## Exercise description
Spot every line with the word "this" and return it.

Dataset records

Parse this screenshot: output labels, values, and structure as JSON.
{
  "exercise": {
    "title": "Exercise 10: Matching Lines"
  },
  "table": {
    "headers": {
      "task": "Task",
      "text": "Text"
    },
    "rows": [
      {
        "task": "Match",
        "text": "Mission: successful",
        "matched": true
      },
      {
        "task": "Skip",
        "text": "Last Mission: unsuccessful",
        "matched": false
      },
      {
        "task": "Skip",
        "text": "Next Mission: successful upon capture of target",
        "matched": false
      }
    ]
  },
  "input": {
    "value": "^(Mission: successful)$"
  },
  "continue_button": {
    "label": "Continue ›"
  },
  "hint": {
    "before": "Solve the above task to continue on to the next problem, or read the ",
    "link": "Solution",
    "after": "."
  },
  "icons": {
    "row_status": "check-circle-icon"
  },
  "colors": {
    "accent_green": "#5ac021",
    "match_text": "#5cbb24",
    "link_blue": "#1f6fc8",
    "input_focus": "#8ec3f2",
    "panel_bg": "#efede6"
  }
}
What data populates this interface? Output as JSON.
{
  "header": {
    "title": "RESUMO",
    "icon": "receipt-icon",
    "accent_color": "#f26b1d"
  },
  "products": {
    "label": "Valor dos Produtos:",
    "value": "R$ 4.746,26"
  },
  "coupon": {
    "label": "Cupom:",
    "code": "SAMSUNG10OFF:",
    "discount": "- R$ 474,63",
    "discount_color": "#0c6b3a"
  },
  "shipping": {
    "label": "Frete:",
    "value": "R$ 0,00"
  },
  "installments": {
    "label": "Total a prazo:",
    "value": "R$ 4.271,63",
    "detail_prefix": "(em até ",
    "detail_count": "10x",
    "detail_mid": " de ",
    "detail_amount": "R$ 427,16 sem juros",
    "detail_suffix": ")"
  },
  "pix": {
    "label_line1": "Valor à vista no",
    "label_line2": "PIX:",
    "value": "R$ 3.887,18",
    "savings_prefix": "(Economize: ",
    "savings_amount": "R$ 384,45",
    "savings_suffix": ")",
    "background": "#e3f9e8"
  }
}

## Output below
Parse this screenshot: output labels, values, and structure as JSON.
What data populates this interface? Output as JSON.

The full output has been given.